From the listing, collect all lines containing the word "Senats".

────────────────

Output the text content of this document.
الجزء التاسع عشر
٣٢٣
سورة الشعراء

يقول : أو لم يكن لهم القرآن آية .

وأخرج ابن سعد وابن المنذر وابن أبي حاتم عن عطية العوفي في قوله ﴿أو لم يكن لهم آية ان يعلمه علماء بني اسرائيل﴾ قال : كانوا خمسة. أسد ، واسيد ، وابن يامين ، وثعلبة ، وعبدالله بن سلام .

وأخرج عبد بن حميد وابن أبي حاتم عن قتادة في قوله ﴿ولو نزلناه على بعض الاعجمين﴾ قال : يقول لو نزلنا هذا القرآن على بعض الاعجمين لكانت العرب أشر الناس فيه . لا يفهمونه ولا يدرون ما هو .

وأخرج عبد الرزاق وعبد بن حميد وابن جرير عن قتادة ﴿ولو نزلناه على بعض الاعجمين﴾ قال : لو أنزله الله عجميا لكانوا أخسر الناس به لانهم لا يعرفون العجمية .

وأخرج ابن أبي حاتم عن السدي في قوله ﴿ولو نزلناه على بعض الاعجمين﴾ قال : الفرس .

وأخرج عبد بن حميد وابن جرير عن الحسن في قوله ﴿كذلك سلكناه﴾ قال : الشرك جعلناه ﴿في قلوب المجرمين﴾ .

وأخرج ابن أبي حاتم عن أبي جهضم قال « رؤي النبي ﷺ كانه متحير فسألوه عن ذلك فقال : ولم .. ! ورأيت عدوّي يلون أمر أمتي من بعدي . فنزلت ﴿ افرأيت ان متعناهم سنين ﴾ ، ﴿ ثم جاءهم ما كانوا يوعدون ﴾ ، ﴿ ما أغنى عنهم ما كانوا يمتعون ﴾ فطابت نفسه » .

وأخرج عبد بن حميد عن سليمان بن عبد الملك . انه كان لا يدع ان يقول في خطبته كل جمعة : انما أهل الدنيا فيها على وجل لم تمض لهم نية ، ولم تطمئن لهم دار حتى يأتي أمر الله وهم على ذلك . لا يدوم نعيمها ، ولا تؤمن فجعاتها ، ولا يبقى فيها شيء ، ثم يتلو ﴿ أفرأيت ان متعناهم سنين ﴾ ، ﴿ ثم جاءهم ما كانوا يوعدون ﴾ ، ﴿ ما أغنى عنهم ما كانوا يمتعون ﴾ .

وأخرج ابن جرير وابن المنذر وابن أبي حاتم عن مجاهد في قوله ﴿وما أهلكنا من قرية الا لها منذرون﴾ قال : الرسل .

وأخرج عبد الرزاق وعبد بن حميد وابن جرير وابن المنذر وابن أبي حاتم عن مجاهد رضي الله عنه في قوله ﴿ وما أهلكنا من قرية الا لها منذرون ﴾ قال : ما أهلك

────────────────

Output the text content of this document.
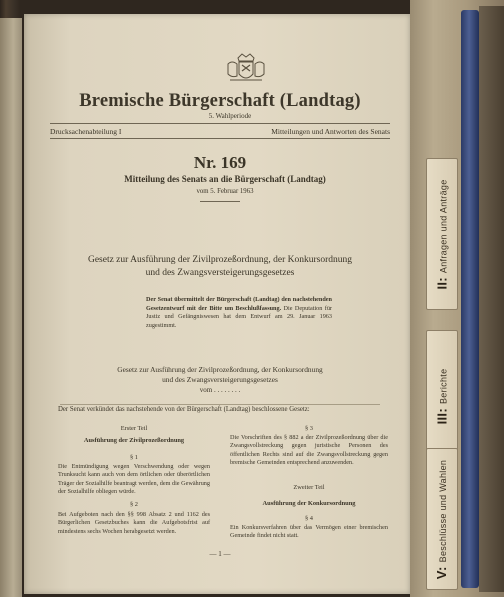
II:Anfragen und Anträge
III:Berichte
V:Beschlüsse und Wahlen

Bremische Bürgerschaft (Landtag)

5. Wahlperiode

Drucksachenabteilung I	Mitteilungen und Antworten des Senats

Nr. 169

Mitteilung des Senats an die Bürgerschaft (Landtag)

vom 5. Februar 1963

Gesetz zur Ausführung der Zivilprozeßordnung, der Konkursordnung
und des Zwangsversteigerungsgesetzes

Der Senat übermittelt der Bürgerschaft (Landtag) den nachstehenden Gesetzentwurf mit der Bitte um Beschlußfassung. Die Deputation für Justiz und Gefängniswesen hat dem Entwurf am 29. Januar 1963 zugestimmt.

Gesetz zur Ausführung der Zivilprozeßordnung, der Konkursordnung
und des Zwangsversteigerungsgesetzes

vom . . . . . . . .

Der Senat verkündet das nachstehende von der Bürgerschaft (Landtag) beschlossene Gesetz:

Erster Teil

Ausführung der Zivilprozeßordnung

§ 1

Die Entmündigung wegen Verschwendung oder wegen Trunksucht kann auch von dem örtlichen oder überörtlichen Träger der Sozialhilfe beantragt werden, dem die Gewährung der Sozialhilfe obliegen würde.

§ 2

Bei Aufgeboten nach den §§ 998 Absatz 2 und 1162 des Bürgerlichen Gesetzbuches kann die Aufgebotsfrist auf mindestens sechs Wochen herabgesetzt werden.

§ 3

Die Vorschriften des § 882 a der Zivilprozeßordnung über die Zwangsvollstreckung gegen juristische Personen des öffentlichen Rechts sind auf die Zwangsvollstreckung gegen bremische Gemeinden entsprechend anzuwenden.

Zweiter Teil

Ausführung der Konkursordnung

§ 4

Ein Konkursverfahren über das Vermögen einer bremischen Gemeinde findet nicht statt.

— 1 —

────────────────

▶ [FULL OUTPUT]:
Drucksachenabteilung I	Mitteilungen und Antworten des Senats
Mitteilung des Senats an die Bürgerschaft (Landtag)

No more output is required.